• **Required task**
Filter this data down to the lines that hold "Databases", and copy them.

* start *

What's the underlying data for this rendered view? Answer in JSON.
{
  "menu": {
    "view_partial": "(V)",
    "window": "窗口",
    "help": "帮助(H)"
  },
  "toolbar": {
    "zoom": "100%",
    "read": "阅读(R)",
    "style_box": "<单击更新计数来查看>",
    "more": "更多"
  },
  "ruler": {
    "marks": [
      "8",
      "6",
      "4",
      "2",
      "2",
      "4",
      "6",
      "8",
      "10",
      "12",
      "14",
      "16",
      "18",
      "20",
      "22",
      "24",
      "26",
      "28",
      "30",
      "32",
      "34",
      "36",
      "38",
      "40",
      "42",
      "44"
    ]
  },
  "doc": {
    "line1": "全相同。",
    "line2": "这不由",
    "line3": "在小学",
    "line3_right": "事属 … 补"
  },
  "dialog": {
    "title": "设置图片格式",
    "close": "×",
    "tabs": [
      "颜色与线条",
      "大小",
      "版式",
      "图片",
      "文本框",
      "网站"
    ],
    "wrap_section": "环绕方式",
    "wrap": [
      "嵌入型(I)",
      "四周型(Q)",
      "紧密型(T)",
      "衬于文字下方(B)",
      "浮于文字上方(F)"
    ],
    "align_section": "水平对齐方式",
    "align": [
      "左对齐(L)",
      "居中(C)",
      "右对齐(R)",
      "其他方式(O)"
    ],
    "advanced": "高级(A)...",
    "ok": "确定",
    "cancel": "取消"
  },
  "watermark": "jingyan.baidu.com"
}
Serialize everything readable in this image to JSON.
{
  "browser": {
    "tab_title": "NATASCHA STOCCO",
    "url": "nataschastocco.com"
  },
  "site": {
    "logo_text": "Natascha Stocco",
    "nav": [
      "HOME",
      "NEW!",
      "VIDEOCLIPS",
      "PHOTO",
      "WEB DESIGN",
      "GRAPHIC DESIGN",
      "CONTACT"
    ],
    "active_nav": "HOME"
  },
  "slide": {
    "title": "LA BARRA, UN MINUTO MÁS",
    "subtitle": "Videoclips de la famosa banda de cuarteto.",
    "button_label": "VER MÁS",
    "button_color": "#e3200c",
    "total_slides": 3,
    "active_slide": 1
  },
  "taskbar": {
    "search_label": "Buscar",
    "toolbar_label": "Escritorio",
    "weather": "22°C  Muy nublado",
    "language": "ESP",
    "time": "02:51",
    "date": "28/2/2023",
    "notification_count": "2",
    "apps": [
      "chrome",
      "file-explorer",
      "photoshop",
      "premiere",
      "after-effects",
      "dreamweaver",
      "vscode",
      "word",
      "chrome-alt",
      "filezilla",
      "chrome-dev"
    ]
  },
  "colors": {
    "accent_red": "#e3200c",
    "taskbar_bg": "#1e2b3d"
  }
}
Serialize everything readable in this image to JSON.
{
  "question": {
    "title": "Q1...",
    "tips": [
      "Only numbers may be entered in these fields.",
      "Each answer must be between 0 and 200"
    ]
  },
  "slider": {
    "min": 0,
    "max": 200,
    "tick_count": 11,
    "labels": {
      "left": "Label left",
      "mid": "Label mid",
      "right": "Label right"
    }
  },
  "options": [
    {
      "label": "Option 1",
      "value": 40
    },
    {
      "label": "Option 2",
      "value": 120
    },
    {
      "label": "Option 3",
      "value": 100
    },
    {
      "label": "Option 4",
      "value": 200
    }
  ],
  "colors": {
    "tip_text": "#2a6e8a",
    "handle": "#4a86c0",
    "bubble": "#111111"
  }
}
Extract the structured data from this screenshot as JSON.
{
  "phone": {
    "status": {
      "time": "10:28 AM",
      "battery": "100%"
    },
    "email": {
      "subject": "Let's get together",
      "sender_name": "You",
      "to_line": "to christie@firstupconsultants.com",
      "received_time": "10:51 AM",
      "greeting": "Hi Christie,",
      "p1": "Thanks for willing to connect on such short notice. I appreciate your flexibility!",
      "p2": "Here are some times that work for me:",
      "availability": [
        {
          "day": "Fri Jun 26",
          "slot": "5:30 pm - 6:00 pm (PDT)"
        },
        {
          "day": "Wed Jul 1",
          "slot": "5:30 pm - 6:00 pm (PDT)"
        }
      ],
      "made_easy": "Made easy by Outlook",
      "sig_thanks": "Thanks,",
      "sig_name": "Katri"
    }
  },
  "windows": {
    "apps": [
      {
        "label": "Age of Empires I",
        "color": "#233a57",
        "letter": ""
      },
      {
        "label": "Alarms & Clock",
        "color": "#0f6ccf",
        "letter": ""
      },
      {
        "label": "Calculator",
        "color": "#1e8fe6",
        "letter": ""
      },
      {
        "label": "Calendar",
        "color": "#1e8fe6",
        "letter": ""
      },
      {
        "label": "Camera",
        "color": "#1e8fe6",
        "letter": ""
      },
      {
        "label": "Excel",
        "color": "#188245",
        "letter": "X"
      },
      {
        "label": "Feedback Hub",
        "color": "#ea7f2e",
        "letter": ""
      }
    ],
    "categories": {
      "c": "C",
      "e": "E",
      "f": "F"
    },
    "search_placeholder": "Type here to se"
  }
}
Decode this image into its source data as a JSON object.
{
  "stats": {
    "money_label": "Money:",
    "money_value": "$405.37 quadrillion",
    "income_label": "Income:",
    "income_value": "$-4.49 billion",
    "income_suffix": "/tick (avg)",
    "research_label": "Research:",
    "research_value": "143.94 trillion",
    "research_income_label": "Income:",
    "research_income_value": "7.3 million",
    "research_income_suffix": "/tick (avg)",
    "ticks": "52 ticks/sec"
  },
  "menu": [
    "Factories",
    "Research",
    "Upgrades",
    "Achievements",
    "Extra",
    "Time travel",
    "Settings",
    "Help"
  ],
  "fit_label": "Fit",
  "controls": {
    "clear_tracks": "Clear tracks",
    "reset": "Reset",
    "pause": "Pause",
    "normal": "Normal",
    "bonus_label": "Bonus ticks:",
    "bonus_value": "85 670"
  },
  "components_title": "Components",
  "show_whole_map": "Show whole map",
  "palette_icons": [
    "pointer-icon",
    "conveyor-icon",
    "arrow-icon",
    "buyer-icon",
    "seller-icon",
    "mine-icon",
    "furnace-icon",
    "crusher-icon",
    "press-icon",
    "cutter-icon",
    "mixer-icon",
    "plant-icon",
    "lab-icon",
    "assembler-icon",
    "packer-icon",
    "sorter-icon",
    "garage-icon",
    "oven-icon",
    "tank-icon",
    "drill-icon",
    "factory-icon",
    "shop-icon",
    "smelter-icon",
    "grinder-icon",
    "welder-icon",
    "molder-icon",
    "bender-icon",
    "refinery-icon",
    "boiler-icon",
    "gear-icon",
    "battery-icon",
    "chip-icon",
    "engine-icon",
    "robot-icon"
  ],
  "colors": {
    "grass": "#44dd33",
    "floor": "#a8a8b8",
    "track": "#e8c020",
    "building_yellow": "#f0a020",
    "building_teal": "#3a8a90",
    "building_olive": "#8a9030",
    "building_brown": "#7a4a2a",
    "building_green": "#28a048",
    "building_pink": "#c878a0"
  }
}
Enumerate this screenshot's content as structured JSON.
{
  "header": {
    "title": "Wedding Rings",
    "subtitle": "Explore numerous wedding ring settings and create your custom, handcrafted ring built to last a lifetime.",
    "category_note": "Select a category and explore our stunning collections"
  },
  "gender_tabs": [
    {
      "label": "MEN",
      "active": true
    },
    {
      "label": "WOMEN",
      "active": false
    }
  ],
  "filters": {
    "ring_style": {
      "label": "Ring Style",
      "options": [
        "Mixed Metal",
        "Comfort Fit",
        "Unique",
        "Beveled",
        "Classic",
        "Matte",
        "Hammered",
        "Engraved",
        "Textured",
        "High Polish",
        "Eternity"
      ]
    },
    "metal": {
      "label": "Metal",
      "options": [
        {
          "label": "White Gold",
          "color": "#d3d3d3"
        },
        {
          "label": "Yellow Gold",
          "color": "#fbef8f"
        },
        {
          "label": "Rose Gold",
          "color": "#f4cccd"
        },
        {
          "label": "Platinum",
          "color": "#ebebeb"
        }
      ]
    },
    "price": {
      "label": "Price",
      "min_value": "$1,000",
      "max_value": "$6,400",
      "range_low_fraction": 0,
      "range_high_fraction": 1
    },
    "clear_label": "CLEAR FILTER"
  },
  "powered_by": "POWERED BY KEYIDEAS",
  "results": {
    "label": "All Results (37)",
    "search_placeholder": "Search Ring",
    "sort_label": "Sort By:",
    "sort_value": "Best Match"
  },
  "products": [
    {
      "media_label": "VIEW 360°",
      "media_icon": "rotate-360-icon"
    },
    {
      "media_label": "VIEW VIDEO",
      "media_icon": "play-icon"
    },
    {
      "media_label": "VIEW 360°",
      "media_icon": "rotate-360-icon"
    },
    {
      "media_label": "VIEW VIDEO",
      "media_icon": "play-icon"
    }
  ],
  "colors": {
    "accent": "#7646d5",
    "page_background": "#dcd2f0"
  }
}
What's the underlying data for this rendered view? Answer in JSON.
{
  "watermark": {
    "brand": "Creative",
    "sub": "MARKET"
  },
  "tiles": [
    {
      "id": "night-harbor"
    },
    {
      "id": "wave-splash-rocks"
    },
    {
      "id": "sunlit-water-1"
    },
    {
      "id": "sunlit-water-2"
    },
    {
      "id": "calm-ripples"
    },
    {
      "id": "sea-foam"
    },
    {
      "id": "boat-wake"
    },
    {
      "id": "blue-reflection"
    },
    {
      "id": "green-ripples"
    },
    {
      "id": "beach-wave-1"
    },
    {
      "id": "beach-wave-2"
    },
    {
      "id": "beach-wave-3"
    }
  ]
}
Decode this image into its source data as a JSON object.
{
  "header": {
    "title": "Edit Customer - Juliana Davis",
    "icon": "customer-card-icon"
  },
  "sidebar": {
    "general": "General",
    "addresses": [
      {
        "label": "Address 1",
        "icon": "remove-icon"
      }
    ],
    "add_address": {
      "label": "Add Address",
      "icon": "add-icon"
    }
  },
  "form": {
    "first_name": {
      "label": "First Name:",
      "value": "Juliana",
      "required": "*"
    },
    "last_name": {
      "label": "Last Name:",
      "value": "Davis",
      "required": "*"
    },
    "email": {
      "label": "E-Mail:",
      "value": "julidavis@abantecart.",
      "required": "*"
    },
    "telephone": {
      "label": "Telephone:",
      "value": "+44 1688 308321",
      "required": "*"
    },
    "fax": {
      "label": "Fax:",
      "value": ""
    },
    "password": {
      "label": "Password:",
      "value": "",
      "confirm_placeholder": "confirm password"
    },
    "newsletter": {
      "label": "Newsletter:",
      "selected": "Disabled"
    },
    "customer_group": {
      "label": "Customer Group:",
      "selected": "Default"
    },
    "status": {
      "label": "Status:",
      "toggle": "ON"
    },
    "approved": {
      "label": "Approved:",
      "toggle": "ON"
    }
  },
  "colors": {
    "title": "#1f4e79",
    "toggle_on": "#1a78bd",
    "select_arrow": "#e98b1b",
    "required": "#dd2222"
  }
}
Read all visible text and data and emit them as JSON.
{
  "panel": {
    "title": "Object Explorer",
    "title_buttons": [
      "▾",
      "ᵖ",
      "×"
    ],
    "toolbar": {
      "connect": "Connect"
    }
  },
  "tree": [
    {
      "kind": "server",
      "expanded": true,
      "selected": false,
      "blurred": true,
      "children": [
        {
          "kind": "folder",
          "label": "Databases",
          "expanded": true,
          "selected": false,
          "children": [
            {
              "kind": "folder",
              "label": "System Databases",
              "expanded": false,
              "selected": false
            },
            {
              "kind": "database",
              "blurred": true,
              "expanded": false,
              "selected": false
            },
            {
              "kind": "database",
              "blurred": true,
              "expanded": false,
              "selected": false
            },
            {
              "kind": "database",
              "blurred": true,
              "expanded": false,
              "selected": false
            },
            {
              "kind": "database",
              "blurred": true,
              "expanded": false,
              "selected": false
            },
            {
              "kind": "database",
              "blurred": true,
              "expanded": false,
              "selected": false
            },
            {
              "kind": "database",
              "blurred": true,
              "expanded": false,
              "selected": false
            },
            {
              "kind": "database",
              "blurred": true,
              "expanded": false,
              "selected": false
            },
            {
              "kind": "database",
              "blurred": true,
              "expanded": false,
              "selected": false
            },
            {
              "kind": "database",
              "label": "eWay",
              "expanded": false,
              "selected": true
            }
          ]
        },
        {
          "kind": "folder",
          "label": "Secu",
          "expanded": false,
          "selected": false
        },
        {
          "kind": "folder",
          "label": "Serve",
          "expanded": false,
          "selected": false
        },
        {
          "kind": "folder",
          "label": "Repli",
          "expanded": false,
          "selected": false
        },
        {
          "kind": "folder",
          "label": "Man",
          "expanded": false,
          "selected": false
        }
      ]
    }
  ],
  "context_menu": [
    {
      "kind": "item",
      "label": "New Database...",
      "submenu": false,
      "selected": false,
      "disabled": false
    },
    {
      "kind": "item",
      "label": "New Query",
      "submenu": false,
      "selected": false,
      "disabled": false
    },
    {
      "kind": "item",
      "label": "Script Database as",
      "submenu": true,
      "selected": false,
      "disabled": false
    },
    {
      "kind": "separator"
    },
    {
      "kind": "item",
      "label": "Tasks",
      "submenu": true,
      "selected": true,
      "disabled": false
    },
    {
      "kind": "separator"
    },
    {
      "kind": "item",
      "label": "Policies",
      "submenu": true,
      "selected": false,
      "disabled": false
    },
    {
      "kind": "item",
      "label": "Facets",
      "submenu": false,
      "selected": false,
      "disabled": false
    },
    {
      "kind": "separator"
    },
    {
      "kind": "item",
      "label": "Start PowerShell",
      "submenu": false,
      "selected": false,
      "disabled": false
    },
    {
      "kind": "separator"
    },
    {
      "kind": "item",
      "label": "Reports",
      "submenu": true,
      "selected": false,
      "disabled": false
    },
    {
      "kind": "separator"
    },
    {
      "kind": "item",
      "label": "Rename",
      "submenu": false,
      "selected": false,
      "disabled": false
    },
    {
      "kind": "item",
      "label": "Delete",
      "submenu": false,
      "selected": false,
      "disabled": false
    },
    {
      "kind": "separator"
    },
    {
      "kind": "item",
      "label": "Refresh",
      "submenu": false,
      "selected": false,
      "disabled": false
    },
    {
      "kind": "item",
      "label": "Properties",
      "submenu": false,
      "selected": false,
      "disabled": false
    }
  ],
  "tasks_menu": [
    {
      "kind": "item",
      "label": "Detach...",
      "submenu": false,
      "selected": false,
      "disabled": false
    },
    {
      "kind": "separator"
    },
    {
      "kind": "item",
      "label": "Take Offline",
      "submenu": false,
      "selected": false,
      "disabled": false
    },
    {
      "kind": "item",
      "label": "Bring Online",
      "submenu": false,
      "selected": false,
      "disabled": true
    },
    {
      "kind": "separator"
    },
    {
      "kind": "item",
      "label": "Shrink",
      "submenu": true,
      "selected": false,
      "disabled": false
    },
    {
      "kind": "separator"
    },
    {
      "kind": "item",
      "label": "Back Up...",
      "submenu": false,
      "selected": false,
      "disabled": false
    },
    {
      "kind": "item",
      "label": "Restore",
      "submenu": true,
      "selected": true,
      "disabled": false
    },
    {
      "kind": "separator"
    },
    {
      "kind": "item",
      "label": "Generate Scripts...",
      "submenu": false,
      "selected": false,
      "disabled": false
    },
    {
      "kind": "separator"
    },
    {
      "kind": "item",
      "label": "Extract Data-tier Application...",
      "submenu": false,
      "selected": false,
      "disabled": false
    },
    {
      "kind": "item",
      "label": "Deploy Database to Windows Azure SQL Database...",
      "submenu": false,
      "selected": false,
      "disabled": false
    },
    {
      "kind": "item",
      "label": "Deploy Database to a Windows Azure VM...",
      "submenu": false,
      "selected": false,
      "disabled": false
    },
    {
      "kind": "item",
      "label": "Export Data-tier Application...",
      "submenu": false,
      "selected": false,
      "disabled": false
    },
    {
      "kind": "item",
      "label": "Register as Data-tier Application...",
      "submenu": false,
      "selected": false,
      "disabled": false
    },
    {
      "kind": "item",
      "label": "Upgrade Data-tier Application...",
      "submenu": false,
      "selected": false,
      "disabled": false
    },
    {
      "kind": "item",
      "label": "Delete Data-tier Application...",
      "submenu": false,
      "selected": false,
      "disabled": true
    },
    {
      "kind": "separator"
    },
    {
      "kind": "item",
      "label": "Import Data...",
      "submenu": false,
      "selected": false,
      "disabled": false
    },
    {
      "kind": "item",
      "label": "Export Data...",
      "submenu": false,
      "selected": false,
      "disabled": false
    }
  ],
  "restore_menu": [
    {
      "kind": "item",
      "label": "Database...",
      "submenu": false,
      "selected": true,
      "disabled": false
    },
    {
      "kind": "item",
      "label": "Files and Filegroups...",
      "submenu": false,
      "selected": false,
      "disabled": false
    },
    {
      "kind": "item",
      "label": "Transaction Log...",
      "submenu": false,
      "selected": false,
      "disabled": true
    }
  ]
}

* end *

• **Written solution**
          "label": "Databases",
              "label": "System Databases",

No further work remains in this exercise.